• **THE EXERCISE**
Filter the entries below, keeping every line that has the word "been".

(Data excerpts)
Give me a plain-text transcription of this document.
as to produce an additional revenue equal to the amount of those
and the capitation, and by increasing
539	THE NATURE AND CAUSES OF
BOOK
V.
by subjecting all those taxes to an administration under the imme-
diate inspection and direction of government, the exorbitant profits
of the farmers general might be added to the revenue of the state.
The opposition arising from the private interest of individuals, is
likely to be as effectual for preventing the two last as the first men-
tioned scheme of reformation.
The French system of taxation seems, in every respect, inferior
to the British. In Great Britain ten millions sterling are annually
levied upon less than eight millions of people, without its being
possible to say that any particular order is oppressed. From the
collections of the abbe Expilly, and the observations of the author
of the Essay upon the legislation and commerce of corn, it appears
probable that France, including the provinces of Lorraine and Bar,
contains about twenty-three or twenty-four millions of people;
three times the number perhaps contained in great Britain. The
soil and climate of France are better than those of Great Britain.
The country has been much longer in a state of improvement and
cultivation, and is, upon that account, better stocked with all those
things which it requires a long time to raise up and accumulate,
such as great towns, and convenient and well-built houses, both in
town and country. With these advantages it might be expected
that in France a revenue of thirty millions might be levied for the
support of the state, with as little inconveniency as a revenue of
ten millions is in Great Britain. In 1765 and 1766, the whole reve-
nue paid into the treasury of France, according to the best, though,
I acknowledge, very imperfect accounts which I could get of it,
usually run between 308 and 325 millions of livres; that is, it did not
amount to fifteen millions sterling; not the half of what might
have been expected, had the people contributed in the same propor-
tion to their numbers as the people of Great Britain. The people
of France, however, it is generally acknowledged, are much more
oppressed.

• **WRITTEN SOLUTION**
The country has been much longer in a state of improvement and
have been expected, had the people contributed in the same propor-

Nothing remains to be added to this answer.